Saved entries
□ □ □

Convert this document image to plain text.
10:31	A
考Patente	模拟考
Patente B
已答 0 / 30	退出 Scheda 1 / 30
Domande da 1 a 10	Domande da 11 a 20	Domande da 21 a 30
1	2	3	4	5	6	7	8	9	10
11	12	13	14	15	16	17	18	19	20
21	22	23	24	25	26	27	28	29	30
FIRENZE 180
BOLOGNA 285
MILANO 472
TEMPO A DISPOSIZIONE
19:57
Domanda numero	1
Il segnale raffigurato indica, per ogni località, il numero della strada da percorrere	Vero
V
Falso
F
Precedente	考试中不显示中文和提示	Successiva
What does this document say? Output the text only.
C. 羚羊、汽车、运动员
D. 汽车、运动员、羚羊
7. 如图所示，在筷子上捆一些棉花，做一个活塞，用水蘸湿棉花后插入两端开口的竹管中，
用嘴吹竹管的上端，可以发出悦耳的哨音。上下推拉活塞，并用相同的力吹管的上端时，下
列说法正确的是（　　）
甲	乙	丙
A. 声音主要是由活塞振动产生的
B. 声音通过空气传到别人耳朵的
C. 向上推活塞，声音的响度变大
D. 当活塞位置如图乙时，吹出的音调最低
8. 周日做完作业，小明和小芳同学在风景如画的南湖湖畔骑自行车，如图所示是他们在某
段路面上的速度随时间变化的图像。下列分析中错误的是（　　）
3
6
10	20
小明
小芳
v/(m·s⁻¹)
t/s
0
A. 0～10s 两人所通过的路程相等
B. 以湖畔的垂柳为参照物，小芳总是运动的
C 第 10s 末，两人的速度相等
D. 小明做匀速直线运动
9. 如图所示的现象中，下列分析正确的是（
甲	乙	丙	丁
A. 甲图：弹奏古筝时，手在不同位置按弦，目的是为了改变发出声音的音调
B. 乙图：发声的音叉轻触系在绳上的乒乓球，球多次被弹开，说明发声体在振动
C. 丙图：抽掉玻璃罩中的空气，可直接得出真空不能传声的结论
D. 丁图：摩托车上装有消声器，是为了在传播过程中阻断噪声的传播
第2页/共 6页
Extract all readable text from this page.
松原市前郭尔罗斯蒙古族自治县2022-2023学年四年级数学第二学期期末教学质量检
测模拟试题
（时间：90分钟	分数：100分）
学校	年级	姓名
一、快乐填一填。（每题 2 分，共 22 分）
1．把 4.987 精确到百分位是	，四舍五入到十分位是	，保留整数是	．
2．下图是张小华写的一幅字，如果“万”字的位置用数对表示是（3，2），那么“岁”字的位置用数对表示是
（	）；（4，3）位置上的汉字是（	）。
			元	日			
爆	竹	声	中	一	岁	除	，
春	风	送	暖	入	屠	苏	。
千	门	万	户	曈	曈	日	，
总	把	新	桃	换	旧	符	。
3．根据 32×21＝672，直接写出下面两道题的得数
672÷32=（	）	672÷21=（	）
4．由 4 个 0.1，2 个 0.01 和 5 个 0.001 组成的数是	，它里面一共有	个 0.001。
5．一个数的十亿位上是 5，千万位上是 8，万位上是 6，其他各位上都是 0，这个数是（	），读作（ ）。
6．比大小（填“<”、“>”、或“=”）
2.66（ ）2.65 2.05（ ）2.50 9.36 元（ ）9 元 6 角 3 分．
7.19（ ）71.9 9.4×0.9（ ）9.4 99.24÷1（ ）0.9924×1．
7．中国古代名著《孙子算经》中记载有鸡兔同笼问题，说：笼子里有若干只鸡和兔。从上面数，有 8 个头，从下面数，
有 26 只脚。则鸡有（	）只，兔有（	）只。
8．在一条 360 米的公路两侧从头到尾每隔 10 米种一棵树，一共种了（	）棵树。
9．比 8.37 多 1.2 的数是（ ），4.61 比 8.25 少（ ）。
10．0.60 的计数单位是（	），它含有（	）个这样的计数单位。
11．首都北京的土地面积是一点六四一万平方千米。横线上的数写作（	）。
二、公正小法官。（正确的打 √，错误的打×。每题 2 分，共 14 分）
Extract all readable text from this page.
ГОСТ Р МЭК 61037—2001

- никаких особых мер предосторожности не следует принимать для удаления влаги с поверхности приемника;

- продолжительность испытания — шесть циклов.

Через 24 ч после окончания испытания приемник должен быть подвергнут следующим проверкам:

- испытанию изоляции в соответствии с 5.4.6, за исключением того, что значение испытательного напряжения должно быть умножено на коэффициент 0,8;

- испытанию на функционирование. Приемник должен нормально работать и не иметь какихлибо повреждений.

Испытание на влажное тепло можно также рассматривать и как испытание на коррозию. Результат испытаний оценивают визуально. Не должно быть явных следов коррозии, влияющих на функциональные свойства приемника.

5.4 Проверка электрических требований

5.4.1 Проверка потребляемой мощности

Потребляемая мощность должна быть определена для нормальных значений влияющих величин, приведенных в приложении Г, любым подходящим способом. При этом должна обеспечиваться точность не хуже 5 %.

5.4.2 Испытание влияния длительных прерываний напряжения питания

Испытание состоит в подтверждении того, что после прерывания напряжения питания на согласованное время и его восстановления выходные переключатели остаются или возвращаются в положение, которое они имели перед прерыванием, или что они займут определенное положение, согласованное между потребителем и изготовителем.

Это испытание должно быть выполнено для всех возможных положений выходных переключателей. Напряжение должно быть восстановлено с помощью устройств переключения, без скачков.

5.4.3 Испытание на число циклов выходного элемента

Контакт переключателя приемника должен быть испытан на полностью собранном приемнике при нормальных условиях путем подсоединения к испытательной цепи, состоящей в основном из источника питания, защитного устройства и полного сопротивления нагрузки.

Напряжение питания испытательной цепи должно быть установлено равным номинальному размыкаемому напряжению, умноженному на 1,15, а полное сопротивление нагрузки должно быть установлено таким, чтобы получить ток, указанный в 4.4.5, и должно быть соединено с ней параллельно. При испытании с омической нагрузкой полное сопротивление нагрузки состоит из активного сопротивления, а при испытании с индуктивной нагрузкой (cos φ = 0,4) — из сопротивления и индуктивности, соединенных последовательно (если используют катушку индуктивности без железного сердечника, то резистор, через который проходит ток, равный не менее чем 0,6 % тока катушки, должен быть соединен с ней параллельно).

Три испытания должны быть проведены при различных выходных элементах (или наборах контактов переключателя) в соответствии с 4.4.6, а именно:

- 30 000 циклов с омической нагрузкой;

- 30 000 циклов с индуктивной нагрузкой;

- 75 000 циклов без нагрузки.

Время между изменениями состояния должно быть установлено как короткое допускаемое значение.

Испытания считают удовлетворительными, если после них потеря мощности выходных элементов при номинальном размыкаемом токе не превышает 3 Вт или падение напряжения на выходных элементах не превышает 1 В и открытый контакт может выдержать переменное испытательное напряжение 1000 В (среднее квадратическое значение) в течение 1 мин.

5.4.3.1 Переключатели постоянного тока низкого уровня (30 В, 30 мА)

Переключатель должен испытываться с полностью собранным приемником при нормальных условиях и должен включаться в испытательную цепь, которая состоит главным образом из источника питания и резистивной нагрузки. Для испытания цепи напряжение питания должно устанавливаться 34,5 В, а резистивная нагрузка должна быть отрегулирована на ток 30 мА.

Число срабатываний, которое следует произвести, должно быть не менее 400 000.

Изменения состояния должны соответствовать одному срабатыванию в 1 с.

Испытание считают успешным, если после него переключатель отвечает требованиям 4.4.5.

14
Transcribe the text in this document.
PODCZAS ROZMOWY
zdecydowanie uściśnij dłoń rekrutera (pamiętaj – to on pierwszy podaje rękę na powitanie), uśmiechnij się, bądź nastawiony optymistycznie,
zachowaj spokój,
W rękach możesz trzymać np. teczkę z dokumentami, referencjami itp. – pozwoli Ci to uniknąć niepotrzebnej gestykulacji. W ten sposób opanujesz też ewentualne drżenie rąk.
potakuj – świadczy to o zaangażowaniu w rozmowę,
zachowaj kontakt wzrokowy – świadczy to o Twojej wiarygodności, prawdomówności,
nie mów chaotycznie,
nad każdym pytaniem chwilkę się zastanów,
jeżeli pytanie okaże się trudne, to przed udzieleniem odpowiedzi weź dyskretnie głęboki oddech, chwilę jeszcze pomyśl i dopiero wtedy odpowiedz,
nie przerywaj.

□ □ □

| CHALLENGE |
Note every line above where the string "испытанию" shows up, and copy those lines.

| RIGHT ANSWER |
- испытанию изоляции в соответствии с 5.4.6, за исключением того, что значение испытательного напряжения должно быть умножено на коэффициент 0,8;
- испытанию на функционирование. Приемник должен нормально работать и не иметь какихлибо повреждений.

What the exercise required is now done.